■ **Required work**
The data below should be restated word for word, with every picture omitted.

┌─ Provided data

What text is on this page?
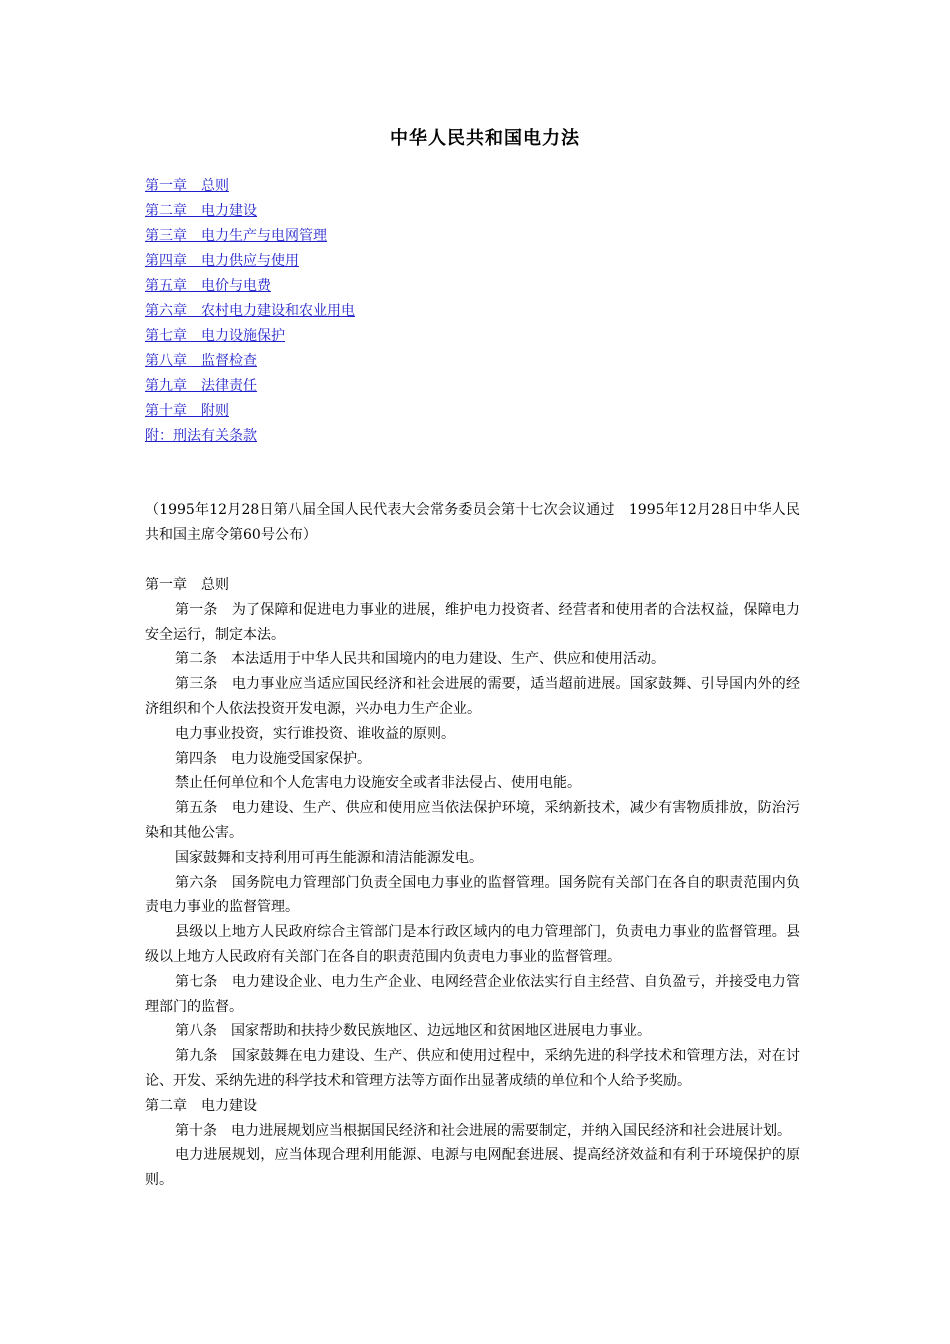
中华人民共和国电力法
第一章　总则
第二章　电力建设
第三章　电力生产与电网管理
第四章　电力供应与使用
第五章　电价与电费
第六章　农村电力建设和农业用电
第七章　电力设施保护
第八章　监督检查
第九章　法律责任
第十章　附则
附：刑法有关条款

（1995年12月28日第八届全国人民代表大会常务委员会第十七次会议通过　1995年12月28日中华人民共和国主席令第60号公布）

第一章　总则

第一条　为了保障和促进电力事业的进展，维护电力投资者、经营者和使用者的合法权益，保障电力安全运行，制定本法。

第二条　本法适用于中华人民共和国境内的电力建设、生产、供应和使用活动。

第三条　电力事业应当适应国民经济和社会进展的需要，适当超前进展。国家鼓舞、引导国内外的经济组织和个人依法投资开发电源，兴办电力生产企业。

电力事业投资，实行谁投资、谁收益的原则。

第四条　电力设施受国家保护。

禁止任何单位和个人危害电力设施安全或者非法侵占、使用电能。

第五条　电力建设、生产、供应和使用应当依法保护环境，采纳新技术，减少有害物质排放，防治污染和其他公害。

国家鼓舞和支持利用可再生能源和清洁能源发电。

第六条　国务院电力管理部门负责全国电力事业的监督管理。国务院有关部门在各自的职责范围内负责电力事业的监督管理。

县级以上地方人民政府综合主管部门是本行政区域内的电力管理部门，负责电力事业的监督管理。县级以上地方人民政府有关部门在各自的职责范围内负责电力事业的监督管理。

第七条　电力建设企业、电力生产企业、电网经营企业依法实行自主经营、自负盈亏，并接受电力管理部门的监督。

第八条　国家帮助和扶持少数民族地区、边远地区和贫困地区进展电力事业。

第九条　国家鼓舞在电力建设、生产、供应和使用过程中，采纳先进的科学技术和管理方法，对在讨论、开发、采纳先进的科学技术和管理方法等方面作出显著成绩的单位和个人给予奖励。

第二章　电力建设

第十条　电力进展规划应当根据国民经济和社会进展的需要制定，并纳入国民经济和社会进展计划。

电力进展规划，应当体现合理利用能源、电源与电网配套进展、提高经济效益和有利于环境保护的原则。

└─

■ **Result of the task**
What text is on this page?
中华人民共和国电力法
第一章　总则
第二章　电力建设
第三章　电力生产与电网管理
第四章　电力供应与使用
第五章　电价与电费
第六章　农村电力建设和农业用电
第七章　电力设施保护
第八章　监督检查
第九章　法律责任
第十章　附则
附：刑法有关条款

（1995年12月28日第八届全国人民代表大会常务委员会第十七次会议通过　1995年12月28日中华人民共和国主席令第60号公布）

第一章　总则

第一条　为了保障和促进电力事业的进展，维护电力投资者、经营者和使用者的合法权益，保障电力安全运行，制定本法。

第二条　本法适用于中华人民共和国境内的电力建设、生产、供应和使用活动。

第三条　电力事业应当适应国民经济和社会进展的需要，适当超前进展。国家鼓舞、引导国内外的经济组织和个人依法投资开发电源，兴办电力生产企业。

电力事业投资，实行谁投资、谁收益的原则。

第四条　电力设施受国家保护。

禁止任何单位和个人危害电力设施安全或者非法侵占、使用电能。

第五条　电力建设、生产、供应和使用应当依法保护环境，采纳新技术，减少有害物质排放，防治污染和其他公害。

国家鼓舞和支持利用可再生能源和清洁能源发电。

第六条　国务院电力管理部门负责全国电力事业的监督管理。国务院有关部门在各自的职责范围内负责电力事业的监督管理。

县级以上地方人民政府综合主管部门是本行政区域内的电力管理部门，负责电力事业的监督管理。县级以上地方人民政府有关部门在各自的职责范围内负责电力事业的监督管理。

第七条　电力建设企业、电力生产企业、电网经营企业依法实行自主经营、自负盈亏，并接受电力管理部门的监督。

第八条　国家帮助和扶持少数民族地区、边远地区和贫困地区进展电力事业。

第九条　国家鼓舞在电力建设、生产、供应和使用过程中，采纳先进的科学技术和管理方法，对在讨论、开发、采纳先进的科学技术和管理方法等方面作出显著成绩的单位和个人给予奖励。

第二章　电力建设

第十条　电力进展规划应当根据国民经济和社会进展的需要制定，并纳入国民经济和社会进展计划。

电力进展规划，应当体现合理利用能源、电源与电网配套进展、提高经济效益和有利于环境保护的原则。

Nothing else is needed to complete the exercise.